What the task requires ▸ Locate the word "like" in the material, then show every line that holds it.
┄┄┄┄┄┄
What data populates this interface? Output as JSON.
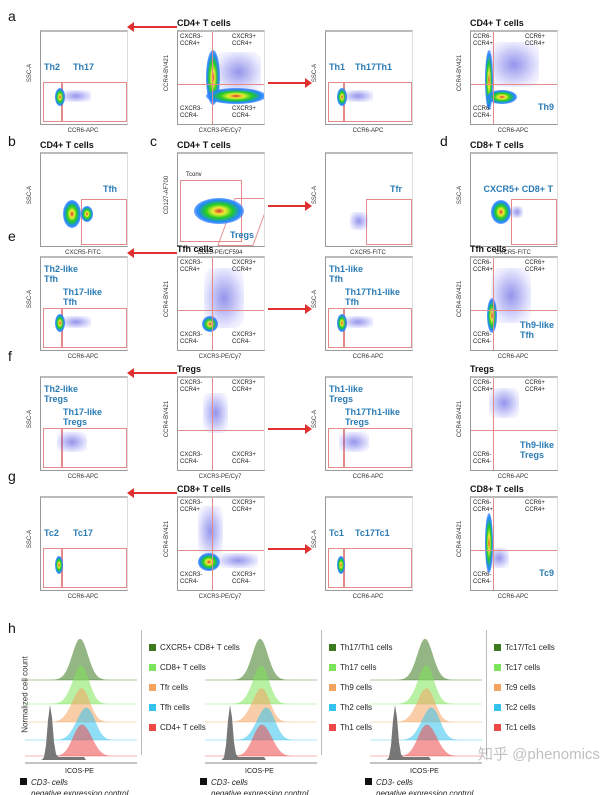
{
  "letters": [
    "a",
    "b",
    "c",
    "d",
    "e",
    "f",
    "g",
    "h"
  ],
  "panels": [
    {
      "id": "a1",
      "title": "",
      "xlabel": "CCR6-APC",
      "ylabel": "SSC-A",
      "gates": [
        "Th2",
        "Th17"
      ]
    },
    {
      "id": "a2",
      "title": "CD4+ T cells",
      "xlabel": "CXCR3-PE/Cy7",
      "ylabel": "CCR4-BV421",
      "quad": [
        "CXCR3-\nCCR4+",
        "CXCR3+\nCCR4+",
        "CXCR3-\nCCR4-",
        "CXCR3+\nCCR4-"
      ]
    },
    {
      "id": "a3",
      "title": "",
      "xlabel": "CCR6-APC",
      "ylabel": "SSC-A",
      "gates": [
        "Th1",
        "Th17Th1"
      ]
    },
    {
      "id": "a4",
      "title": "CD4+ T cells",
      "xlabel": "CCR6-APC",
      "ylabel": "CCR4-BV421",
      "quad": [
        "CCR6-\nCCR4+",
        "CCR6+\nCCR4+",
        "CCR6-\nCCR4-",
        ""
      ],
      "gates": [
        "Th9"
      ]
    },
    {
      "id": "b1",
      "title": "CD4+ T cells",
      "xlabel": "CXCR5-FITC",
      "ylabel": "SSC-A",
      "gates": [
        "Tfh"
      ]
    },
    {
      "id": "c1",
      "title": "CD4+ T cells",
      "xlabel": "CD25-PE/CF594",
      "ylabel": "CD127-AF700",
      "gates": [
        "Tconv",
        "Tregs"
      ]
    },
    {
      "id": "c2",
      "title": "",
      "xlabel": "CXCR5-FITC",
      "ylabel": "SSC-A",
      "gates": [
        "Tfr"
      ]
    },
    {
      "id": "d1",
      "title": "CD8+ T cells",
      "xlabel": "CXCR5-FITC",
      "ylabel": "SSC-A",
      "gates": [
        "CXCR5+ CD8+ T"
      ]
    },
    {
      "id": "e1",
      "title": "",
      "xlabel": "CCR6-APC",
      "ylabel": "SSC-A",
      "gates": [
        "Th2-like\nTfh",
        "Th17-like\nTfh"
      ]
    },
    {
      "id": "e2",
      "title": "Tfh cells",
      "xlabel": "CXCR3-PE/Cy7",
      "ylabel": "CCR4-BV421",
      "quad": [
        "CXCR3-\nCCR4+",
        "CXCR3+\nCCR4+",
        "CXCR3-\nCCR4-",
        "CXCR3+\nCCR4-"
      ]
    },
    {
      "id": "e3",
      "title": "",
      "xlabel": "CCR6-APC",
      "ylabel": "SSC-A",
      "gates": [
        "Th1-like\nTfh",
        "Th17Th1-like\nTfh"
      ]
    },
    {
      "id": "e4",
      "title": "Tfh cells",
      "xlabel": "CCR6-APC",
      "ylabel": "CCR4-BV421",
      "quad": [
        "CCR6-\nCCR4+",
        "CCR6+\nCCR4+",
        "CCR6-\nCCR4-",
        ""
      ],
      "gates": [
        "Th9-like\nTfh"
      ]
    },
    {
      "id": "f1",
      "title": "",
      "xlabel": "CCR6-APC",
      "ylabel": "SSC-A",
      "gates": [
        "Th2-like\nTregs",
        "Th17-like\nTregs"
      ]
    },
    {
      "id": "f2",
      "title": "Tregs",
      "xlabel": "CXCR3-PE/Cy7",
      "ylabel": "CCR4-BV421",
      "quad": [
        "CXCR3-\nCCR4+",
        "CXCR3+\nCCR4+",
        "CXCR3-\nCCR4-",
        "CXCR3+\nCCR4-"
      ]
    },
    {
      "id": "f3",
      "title": "",
      "xlabel": "CCR6-APC",
      "ylabel": "SSC-A",
      "gates": [
        "Th1-like\nTregs",
        "Th17Th1-like\nTregs"
      ]
    },
    {
      "id": "f4",
      "title": "Tregs",
      "xlabel": "CCR6-APC",
      "ylabel": "CCR4-BV421",
      "quad": [
        "CCR6-\nCCR4+",
        "CCR6+\nCCR4+",
        "CCR6-\nCCR4-",
        ""
      ],
      "gates": [
        "Th9-like\nTregs"
      ]
    },
    {
      "id": "g1",
      "title": "",
      "xlabel": "CCR6-APC",
      "ylabel": "SSC-A",
      "gates": [
        "Tc2",
        "Tc17"
      ]
    },
    {
      "id": "g2",
      "title": "CD8+ T cells",
      "xlabel": "CXCR3-PE/Cy7",
      "ylabel": "CCR4-BV421",
      "quad": [
        "CXCR3-\nCCR4+",
        "CXCR3+\nCCR4+",
        "CXCR3-\nCCR4-",
        "CXCR3+\nCCR4-"
      ]
    },
    {
      "id": "g3",
      "title": "",
      "xlabel": "CCR6-APC",
      "ylabel": "SSC-A",
      "gates": [
        "Tc1",
        "Tc17Tc1"
      ]
    },
    {
      "id": "g4",
      "title": "CD8+ T cells",
      "xlabel": "CCR6-APC",
      "ylabel": "CCR4-BV421",
      "quad": [
        "CCR6-\nCCR4+",
        "CCR6+\nCCR4+",
        "CCR6-\nCCR4-",
        ""
      ],
      "gates": [
        "Tc9"
      ]
    }
  ],
  "histograms": {
    "ylabel": "Normalized cell count",
    "groups": [
      {
        "xlabel": "ICOS-PE",
        "legend": [
          "CXCR5+ CD8+ T cells",
          "CD8+ T cells",
          "Tfr cells",
          "Tfh cells",
          "CD4+ T cells"
        ]
      },
      {
        "xlabel": "ICOS-PE",
        "legend": [
          "Th17/Th1 cells",
          "Th17 cells",
          "Th9 cells",
          "Th2 cells",
          "Th1 cells"
        ]
      },
      {
        "xlabel": "ICOS-PE",
        "legend": [
          "Tc17/Tc1 cells",
          "Tc17 cells",
          "Tc9 cells",
          "Tc2 cells",
          "Tc1 cells"
        ]
      }
    ],
    "colors": [
      "#3d7a1f",
      "#7de35a",
      "#f4a460",
      "#35c3ee",
      "#ee4848"
    ],
    "control_color": "#777777",
    "control_label": "CD3-  cells",
    "control_note": "negative expression control"
  },
  "watermark": "知乎 @phenomics"
}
┄┄┄┄┄┄
Reply ▸
        "Th2-like\nTfh",
        "Th17-like\nTfh"
        "Th1-like\nTfh",
        "Th17Th1-like\nTfh"
        "Th9-like\nTfh"
        "Th2-like\nTregs",
        "Th17-like\nTregs"
        "Th1-like\nTregs",
        "Th17Th1-like\nTregs"
        "Th9-like\nTregs"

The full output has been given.